▶ **Instructions for the task**
Reproduce the listing below in its entirety. Change nothing.

-- -- --

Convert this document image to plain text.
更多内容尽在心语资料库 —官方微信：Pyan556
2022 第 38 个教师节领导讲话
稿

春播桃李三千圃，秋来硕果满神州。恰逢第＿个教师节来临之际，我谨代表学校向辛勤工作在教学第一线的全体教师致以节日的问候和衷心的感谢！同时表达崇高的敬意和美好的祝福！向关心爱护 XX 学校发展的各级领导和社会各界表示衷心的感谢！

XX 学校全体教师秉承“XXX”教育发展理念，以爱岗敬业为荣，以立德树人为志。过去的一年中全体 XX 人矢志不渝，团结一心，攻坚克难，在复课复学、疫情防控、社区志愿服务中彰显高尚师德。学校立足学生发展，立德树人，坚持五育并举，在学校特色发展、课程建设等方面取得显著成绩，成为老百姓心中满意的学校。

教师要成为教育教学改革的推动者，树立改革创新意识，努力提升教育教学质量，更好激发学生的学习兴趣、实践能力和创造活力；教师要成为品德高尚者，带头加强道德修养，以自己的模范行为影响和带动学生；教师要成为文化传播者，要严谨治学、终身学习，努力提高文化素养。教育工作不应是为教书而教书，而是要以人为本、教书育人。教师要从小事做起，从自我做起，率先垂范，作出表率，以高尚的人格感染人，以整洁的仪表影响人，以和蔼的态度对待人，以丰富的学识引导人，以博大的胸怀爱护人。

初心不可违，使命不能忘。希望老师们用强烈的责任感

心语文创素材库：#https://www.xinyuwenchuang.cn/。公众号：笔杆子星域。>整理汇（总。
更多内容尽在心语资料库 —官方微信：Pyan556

-- -- --

▶ **Solution for this exercise**
Convert this document image to plain text.
更多内容尽在心语资料库 —官方微信：Pyan556
2022 第 38 个教师节领导讲话
稿

春播桃李三千圃，秋来硕果满神州。恰逢第＿个教师节来临之际，我谨代表学校向辛勤工作在教学第一线的全体教师致以节日的问候和衷心的感谢！同时表达崇高的敬意和美好的祝福！向关心爱护 XX 学校发展的各级领导和社会各界表示衷心的感谢！

XX 学校全体教师秉承“XXX”教育发展理念，以爱岗敬业为荣，以立德树人为志。过去的一年中全体 XX 人矢志不渝，团结一心，攻坚克难，在复课复学、疫情防控、社区志愿服务中彰显高尚师德。学校立足学生发展，立德树人，坚持五育并举，在学校特色发展、课程建设等方面取得显著成绩，成为老百姓心中满意的学校。

教师要成为教育教学改革的推动者，树立改革创新意识，努力提升教育教学质量，更好激发学生的学习兴趣、实践能力和创造活力；教师要成为品德高尚者，带头加强道德修养，以自己的模范行为影响和带动学生；教师要成为文化传播者，要严谨治学、终身学习，努力提高文化素养。教育工作不应是为教书而教书，而是要以人为本、教书育人。教师要从小事做起，从自我做起，率先垂范，作出表率，以高尚的人格感染人，以整洁的仪表影响人，以和蔼的态度对待人，以丰富的学识引导人，以博大的胸怀爱护人。

初心不可违，使命不能忘。希望老师们用强烈的责任感

心语文创素材库：#https://www.xinyuwenchuang.cn/。公众号：笔杆子星域。>整理汇（总。
更多内容尽在心语资料库 —官方微信：Pyan556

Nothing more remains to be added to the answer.